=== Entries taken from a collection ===
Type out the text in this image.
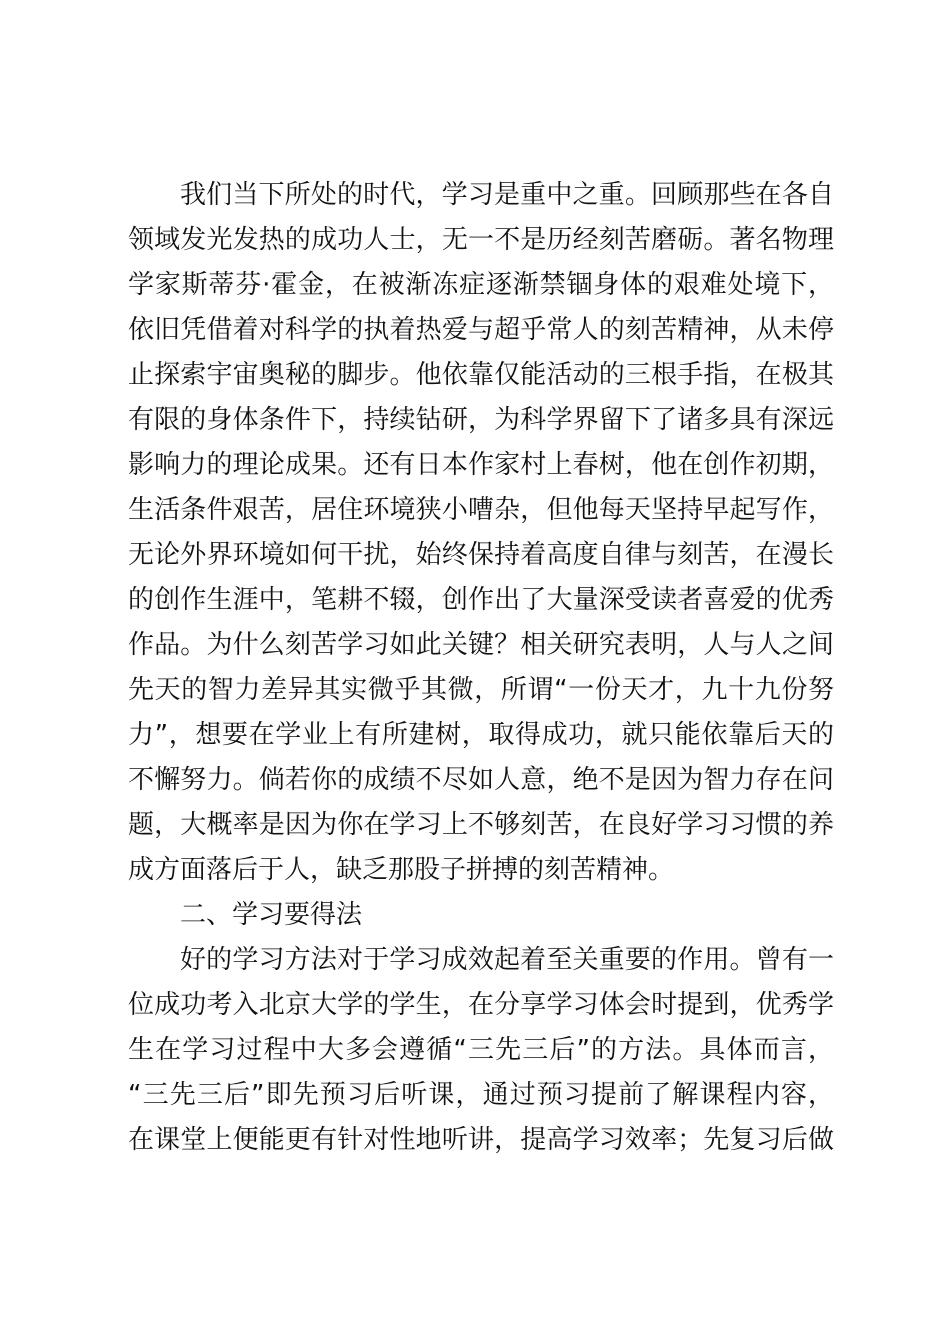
我们当下所处的时代，学习是重中之重。回顾那些在各自
领域发光发热的成功人士，无一不是历经刻苦磨砺。著名物理
学家斯蒂芬·霍金，在被渐冻症逐渐禁锢身体的艰难处境下，
依旧凭借着对科学的执着热爱与超乎常人的刻苦精神，从未停
止探索宇宙奥秘的脚步。他依靠仅能活动的三根手指，在极其
有限的身体条件下，持续钻研，为科学界留下了诸多具有深远
影响力的理论成果。还有日本作家村上春树，他在创作初期，
生活条件艰苦，居住环境狭小嘈杂，但他每天坚持早起写作，
无论外界环境如何干扰，始终保持着高度自律与刻苦，在漫长
的创作生涯中，笔耕不辍，创作出了大量深受读者喜爱的优秀
作品。为什么刻苦学习如此关键？相关研究表明，人与人之间
先天的智力差异其实微乎其微，所谓“一份天才，九十九份努
力”，想要在学业上有所建树，取得成功，就只能依靠后天的
不懈努力。倘若你的成绩不尽如人意，绝不是因为智力存在问
题，大概率是因为你在学习上不够刻苦，在良好学习习惯的养
成方面落后于人，缺乏那股子拼搏的刻苦精神。
二、学习要得法
好的学习方法对于学习成效起着至关重要的作用。曾有一
位成功考入北京大学的学生，在分享学习体会时提到，优秀学
生在学习过程中大多会遵循“三先三后”的方法。具体而言，
“三先三后”即先预习后听课，通过预习提前了解课程内容，
在课堂上便能更有针对性地听讲，提高学习效率；先复习后做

=== TASK BRIEF ===
All the lines above are to be given again exactly as they read, with the pictures removed.

=== TASK RESULT ===
Type out the text in this image.
我们当下所处的时代，学习是重中之重。回顾那些在各自
领域发光发热的成功人士，无一不是历经刻苦磨砺。著名物理
学家斯蒂芬·霍金，在被渐冻症逐渐禁锢身体的艰难处境下，
依旧凭借着对科学的执着热爱与超乎常人的刻苦精神，从未停
止探索宇宙奥秘的脚步。他依靠仅能活动的三根手指，在极其
有限的身体条件下，持续钻研，为科学界留下了诸多具有深远
影响力的理论成果。还有日本作家村上春树，他在创作初期，
生活条件艰苦，居住环境狭小嘈杂，但他每天坚持早起写作，
无论外界环境如何干扰，始终保持着高度自律与刻苦，在漫长
的创作生涯中，笔耕不辍，创作出了大量深受读者喜爱的优秀
作品。为什么刻苦学习如此关键？相关研究表明，人与人之间
先天的智力差异其实微乎其微，所谓“一份天才，九十九份努
力”，想要在学业上有所建树，取得成功，就只能依靠后天的
不懈努力。倘若你的成绩不尽如人意，绝不是因为智力存在问
题，大概率是因为你在学习上不够刻苦，在良好学习习惯的养
成方面落后于人，缺乏那股子拼搏的刻苦精神。
二、学习要得法
好的学习方法对于学习成效起着至关重要的作用。曾有一
位成功考入北京大学的学生，在分享学习体会时提到，优秀学
生在学习过程中大多会遵循“三先三后”的方法。具体而言，
“三先三后”即先预习后听课，通过预习提前了解课程内容，
在课堂上便能更有针对性地听讲，提高学习效率；先复习后做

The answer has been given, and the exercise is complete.